RECORDS FOR THIS TASK:
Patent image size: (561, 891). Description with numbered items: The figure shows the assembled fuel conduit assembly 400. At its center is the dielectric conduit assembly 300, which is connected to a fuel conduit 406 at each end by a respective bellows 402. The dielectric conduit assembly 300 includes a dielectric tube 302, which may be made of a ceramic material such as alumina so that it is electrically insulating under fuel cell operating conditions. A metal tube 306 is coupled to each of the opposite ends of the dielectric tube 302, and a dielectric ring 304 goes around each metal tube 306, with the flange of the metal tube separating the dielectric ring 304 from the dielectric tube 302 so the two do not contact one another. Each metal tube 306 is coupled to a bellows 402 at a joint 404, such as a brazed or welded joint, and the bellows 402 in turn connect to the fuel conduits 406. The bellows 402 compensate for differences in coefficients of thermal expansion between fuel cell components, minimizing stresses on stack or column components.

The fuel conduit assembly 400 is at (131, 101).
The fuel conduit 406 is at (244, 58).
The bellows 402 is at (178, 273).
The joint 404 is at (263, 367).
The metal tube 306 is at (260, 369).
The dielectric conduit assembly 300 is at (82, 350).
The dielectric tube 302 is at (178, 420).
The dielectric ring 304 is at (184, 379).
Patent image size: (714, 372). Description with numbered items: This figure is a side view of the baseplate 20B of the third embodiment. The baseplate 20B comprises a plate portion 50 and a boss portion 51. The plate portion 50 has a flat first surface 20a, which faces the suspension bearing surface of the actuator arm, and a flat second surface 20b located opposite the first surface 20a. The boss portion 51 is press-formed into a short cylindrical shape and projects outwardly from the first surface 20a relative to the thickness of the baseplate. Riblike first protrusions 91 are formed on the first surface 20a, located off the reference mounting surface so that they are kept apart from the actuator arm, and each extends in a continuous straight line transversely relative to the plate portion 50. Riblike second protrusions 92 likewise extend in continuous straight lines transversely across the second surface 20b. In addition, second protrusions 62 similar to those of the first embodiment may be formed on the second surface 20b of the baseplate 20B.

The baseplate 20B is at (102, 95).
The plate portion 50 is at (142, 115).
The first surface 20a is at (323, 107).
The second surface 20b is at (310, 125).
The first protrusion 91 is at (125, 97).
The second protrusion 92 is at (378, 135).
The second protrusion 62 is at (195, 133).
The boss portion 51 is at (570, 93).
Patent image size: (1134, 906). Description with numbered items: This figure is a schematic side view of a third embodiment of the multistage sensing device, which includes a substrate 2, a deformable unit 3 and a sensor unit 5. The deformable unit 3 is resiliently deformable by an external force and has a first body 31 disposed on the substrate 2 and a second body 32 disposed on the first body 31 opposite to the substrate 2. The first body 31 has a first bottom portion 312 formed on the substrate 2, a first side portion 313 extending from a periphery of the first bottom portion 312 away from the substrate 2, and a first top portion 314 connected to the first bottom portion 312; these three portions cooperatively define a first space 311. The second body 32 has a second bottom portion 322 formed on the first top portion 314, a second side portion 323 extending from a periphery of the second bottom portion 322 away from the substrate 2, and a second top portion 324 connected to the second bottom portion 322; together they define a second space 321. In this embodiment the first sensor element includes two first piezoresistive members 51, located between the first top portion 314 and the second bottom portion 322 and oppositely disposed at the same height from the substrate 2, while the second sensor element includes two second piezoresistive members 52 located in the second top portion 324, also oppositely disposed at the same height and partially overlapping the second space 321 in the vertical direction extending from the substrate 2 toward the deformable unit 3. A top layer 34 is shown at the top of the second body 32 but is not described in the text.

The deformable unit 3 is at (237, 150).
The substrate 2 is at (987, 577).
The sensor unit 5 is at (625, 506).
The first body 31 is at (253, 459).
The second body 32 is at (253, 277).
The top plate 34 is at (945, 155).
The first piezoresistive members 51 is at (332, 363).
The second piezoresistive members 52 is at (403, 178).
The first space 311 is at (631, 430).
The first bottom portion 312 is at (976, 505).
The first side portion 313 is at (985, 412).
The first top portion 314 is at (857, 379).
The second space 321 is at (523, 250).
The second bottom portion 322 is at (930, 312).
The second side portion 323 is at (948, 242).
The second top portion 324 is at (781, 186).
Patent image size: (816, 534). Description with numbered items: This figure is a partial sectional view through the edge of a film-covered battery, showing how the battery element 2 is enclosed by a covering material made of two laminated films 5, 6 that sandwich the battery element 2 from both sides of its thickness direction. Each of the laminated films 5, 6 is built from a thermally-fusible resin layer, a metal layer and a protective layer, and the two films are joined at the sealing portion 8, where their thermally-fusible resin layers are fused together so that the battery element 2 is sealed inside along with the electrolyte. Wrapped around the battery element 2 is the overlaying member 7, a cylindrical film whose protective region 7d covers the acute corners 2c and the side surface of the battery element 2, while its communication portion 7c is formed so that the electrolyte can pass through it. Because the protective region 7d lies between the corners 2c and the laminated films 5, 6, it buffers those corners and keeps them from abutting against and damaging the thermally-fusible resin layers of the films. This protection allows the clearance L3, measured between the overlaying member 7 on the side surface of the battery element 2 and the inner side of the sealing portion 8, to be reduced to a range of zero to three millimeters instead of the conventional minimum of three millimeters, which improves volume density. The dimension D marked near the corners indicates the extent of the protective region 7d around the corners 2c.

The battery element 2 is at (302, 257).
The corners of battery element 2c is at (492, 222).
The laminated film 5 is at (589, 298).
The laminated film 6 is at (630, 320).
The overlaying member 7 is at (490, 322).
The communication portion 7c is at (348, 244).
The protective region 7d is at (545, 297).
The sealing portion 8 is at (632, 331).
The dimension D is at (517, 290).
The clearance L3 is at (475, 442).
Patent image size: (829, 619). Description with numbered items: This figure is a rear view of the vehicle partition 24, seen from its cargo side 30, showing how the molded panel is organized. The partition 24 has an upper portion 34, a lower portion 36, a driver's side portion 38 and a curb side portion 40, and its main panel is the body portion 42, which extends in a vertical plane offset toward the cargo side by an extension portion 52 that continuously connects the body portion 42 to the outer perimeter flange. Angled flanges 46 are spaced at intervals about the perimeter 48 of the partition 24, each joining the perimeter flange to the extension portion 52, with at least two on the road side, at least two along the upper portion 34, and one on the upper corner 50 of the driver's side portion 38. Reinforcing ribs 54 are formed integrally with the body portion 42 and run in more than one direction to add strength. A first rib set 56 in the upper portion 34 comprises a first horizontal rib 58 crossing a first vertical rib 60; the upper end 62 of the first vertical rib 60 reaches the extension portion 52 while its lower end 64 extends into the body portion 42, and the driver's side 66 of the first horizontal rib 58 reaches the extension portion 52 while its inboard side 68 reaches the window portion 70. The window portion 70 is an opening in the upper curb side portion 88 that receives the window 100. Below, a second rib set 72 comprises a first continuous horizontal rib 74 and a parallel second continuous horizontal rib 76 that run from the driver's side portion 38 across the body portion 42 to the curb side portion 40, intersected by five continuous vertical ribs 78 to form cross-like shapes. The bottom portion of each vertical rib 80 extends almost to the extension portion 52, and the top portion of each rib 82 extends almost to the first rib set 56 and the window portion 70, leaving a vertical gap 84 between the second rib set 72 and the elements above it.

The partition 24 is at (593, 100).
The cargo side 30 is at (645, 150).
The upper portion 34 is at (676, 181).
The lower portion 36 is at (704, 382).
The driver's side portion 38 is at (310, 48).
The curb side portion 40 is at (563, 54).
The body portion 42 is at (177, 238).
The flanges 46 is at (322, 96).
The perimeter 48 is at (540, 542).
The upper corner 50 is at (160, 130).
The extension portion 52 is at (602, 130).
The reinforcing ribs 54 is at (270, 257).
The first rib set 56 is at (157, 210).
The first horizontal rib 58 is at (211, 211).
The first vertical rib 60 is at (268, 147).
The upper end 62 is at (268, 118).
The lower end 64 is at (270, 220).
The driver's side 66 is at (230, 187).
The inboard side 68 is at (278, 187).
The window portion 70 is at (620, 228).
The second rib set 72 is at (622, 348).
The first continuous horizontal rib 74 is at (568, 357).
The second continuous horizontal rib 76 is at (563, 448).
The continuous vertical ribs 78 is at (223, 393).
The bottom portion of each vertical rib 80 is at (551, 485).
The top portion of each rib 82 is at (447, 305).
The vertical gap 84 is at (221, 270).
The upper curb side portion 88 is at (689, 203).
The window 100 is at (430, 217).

PROBLEM STATEMENT: Convert everything from the start of the listing down to the line containing "The dielectric ring 304 is at (184, 379)." into a two-column CSV with the headers description and locations. Put each description in its own row with its location lines in the second column, wrap every field in double quotes, and turn line breaks into spaces.

ANSWER TO THIS EXERCISE:
description,locations
"Patent image size: (561, 891). Description with numbered items: The figure shows the assembled fuel conduit assembly 400. At its center is the dielectric conduit assembly 300, which is connected to a fuel conduit 406 at each end by a respective bellows 402. The dielectric conduit assembly 300 includes a dielectric tube 302, which may be made of a ceramic material such as alumina so that it is electrically insulating under fuel cell operating conditions. A metal tube 306 is coupled to each of the opposite ends of the dielectric tube 302, and a dielectric ring 304 goes around each metal tube 306, with the flange of the metal tube separating the dielectric ring 304 from the dielectric tube 302 so the two do not contact one another. Each metal tube 306 is coupled to a bellows 402 at a joint 404, such as a brazed or welded joint, and the bellows 402 in turn connect to the fuel conduits 406. The bellows 402 compensate for differences in coefficients of thermal expansion between fuel cell components, minimizing stresses on stack or column components.","The fuel conduit assembly 400 is at (131, 101). The fuel conduit 406 is at (244, 58). The bellows 402 is at (178, 273). The joint 404 is at (263, 367). The metal tube 306 is at (260, 369). The dielectric conduit assembly 300 is at (82, 350). The dielectric tube 302 is at (178, 420). The dielectric ring 304 is at (184, 379)."